═════ RECORD EXTRACTS

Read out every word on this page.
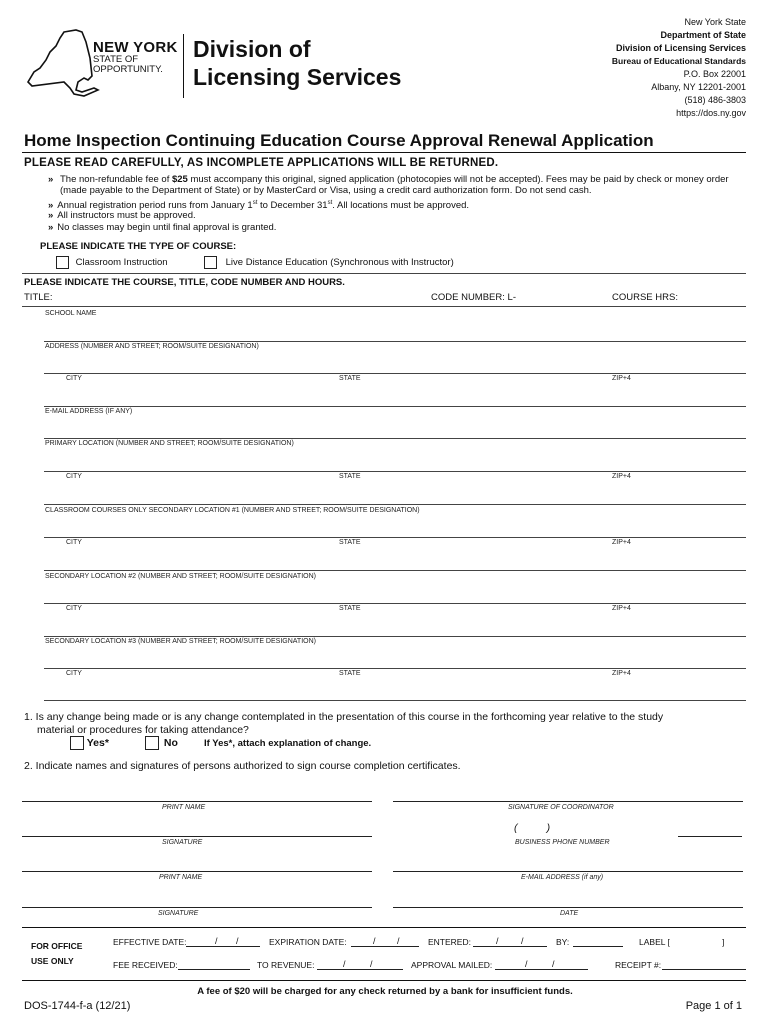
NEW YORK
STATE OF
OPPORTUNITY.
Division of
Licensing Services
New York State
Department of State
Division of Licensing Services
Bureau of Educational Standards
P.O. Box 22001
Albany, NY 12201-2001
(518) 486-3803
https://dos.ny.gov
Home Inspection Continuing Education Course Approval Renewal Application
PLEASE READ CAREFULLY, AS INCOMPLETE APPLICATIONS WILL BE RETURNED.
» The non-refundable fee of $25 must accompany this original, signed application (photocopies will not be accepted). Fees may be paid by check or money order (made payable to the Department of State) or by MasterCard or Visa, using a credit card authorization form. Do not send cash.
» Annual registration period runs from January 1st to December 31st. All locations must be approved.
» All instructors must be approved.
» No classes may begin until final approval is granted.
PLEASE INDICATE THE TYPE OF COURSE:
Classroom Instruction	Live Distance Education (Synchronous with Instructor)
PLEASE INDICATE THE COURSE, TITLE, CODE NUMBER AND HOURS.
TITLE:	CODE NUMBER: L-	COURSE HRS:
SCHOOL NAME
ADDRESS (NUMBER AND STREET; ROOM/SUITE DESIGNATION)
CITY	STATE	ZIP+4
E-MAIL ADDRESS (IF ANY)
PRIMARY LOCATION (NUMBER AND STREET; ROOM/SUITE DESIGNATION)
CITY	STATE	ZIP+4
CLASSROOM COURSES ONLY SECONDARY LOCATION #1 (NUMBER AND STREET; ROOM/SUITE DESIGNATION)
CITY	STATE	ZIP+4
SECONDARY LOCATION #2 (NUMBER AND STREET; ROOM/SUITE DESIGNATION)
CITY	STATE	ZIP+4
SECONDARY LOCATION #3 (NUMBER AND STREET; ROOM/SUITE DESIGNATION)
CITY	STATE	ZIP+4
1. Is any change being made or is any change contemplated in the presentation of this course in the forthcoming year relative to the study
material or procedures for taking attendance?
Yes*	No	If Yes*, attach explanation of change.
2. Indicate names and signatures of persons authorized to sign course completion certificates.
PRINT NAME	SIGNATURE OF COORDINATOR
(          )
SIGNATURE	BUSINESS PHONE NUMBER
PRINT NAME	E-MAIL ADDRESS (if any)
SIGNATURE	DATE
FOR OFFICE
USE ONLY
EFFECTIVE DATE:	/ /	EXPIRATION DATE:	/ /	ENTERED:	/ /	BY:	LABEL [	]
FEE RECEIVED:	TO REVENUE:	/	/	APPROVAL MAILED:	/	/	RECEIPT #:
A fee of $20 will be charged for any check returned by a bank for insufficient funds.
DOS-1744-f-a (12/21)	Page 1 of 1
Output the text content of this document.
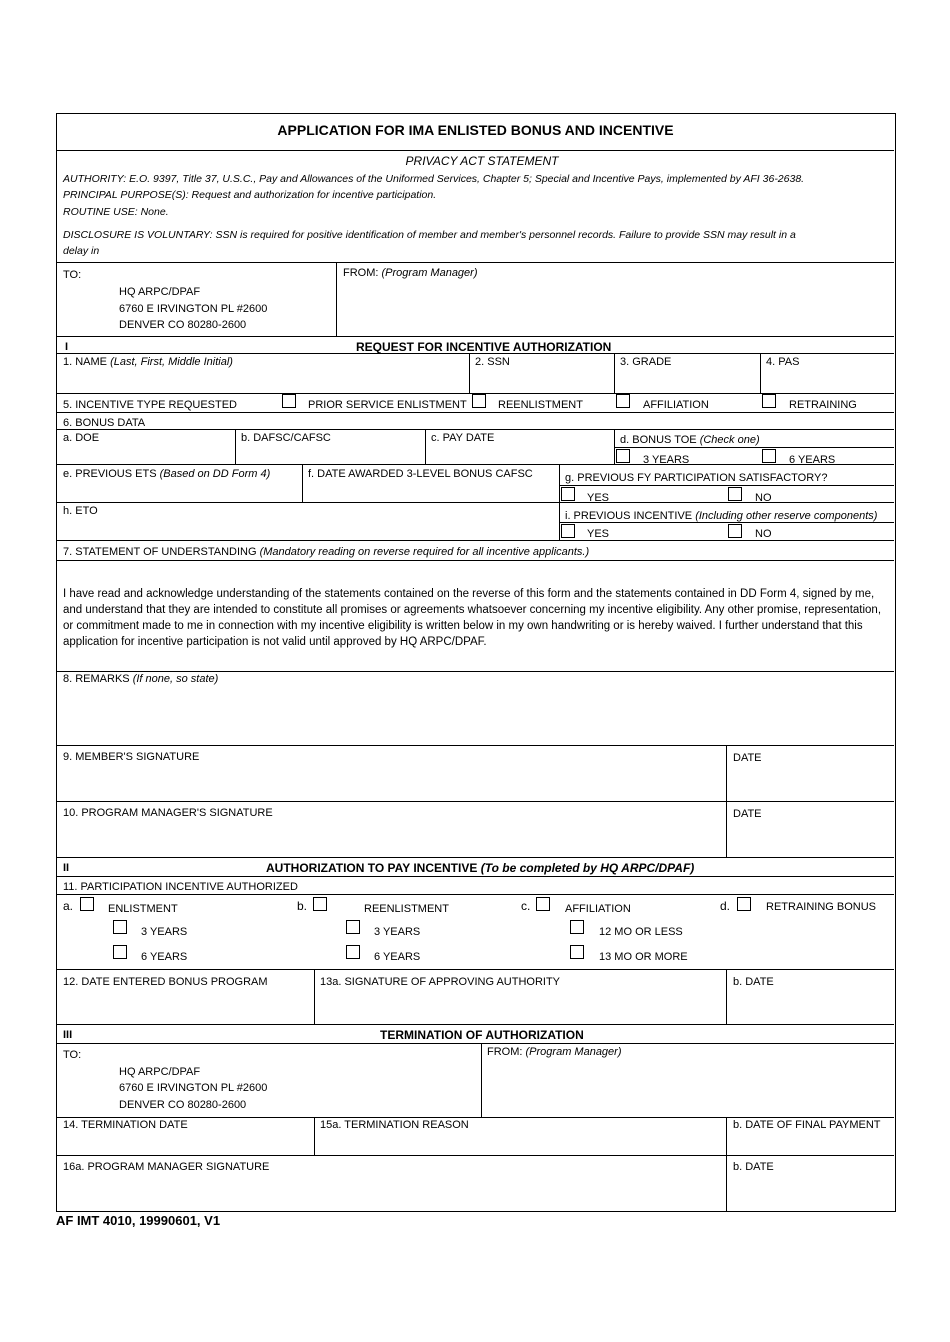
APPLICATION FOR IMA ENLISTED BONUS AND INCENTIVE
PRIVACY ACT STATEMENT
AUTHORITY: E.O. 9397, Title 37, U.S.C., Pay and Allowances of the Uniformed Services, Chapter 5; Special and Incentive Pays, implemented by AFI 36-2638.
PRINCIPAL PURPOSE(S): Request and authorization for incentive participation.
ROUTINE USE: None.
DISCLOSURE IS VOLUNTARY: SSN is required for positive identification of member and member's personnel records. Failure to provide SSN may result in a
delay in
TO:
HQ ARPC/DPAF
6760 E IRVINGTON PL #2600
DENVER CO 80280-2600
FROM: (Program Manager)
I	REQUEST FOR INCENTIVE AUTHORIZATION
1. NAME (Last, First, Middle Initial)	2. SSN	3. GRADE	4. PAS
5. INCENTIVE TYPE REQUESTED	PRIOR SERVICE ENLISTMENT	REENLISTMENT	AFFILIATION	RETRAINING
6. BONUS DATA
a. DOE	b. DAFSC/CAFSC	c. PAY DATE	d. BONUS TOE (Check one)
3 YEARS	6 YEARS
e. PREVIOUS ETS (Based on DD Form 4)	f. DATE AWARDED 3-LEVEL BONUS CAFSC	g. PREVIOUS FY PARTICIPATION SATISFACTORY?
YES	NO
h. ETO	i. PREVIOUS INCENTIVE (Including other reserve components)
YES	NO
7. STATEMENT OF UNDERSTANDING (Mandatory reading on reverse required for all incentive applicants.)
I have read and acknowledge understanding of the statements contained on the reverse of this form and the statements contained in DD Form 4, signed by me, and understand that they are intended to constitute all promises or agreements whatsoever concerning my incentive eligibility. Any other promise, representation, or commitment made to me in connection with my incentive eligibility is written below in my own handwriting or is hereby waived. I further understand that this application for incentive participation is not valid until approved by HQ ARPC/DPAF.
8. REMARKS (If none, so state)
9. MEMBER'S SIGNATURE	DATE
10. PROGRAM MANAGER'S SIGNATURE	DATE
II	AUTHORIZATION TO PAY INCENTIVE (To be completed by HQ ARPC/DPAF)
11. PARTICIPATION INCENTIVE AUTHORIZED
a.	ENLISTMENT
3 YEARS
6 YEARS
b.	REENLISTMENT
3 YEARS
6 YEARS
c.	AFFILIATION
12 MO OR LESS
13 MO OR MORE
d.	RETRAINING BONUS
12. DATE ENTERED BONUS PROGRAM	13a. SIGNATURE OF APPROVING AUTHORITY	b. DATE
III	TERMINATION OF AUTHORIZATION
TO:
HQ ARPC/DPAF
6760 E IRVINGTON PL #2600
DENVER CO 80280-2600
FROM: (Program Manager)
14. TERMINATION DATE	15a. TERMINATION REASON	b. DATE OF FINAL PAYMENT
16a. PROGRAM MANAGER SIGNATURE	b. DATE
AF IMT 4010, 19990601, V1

══════════
═════ RECORD EXTRACTS

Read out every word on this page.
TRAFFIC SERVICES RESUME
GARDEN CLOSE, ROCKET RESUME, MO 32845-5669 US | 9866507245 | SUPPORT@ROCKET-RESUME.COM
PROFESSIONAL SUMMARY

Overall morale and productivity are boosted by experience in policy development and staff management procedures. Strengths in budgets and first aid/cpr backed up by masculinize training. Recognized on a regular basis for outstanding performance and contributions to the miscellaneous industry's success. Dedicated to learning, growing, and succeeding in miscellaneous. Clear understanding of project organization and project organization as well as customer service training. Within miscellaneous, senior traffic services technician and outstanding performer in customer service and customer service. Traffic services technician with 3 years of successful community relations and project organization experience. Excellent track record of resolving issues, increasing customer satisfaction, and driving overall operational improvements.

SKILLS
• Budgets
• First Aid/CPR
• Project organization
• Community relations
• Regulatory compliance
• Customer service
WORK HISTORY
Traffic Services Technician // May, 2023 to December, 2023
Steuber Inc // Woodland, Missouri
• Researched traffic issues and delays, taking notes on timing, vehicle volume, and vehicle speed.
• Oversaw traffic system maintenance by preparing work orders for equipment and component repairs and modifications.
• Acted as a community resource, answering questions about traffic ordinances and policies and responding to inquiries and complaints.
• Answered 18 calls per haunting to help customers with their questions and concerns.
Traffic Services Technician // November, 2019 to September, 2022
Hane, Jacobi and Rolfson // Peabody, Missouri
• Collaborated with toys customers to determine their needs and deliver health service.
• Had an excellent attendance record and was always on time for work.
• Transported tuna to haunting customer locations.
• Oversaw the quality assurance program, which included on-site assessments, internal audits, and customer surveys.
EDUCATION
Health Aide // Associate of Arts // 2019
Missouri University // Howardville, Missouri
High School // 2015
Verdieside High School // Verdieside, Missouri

══════════
═════ RECORD EXTRACTS

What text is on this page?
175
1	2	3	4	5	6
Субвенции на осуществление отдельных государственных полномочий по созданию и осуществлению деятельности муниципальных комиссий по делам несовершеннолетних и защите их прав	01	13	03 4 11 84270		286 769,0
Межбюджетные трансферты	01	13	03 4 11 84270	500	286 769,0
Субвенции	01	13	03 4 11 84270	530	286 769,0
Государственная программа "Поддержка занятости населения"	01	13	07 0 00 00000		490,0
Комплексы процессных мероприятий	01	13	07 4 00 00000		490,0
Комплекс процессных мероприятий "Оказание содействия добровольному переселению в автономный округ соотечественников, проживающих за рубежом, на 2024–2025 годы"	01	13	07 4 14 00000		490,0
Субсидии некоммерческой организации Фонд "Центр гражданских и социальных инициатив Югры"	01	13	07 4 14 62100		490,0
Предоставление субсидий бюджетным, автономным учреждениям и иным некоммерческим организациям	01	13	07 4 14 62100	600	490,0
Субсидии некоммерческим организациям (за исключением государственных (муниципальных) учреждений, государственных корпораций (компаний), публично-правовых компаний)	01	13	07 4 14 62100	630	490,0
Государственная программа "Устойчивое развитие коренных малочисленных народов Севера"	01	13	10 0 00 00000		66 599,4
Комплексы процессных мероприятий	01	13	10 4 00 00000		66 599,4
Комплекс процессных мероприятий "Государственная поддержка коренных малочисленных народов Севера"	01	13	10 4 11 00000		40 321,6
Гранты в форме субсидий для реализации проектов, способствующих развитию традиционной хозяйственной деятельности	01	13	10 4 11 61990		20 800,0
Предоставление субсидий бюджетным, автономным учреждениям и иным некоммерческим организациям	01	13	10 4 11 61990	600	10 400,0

══════════

Scan the data above; copy every line where "ONLY" appears.

CLASSROOM COURSES ONLY SECONDARY LOCATION #1 (NUMBER AND STREET; ROOM/SUITE DESIGNATION)
USE ONLY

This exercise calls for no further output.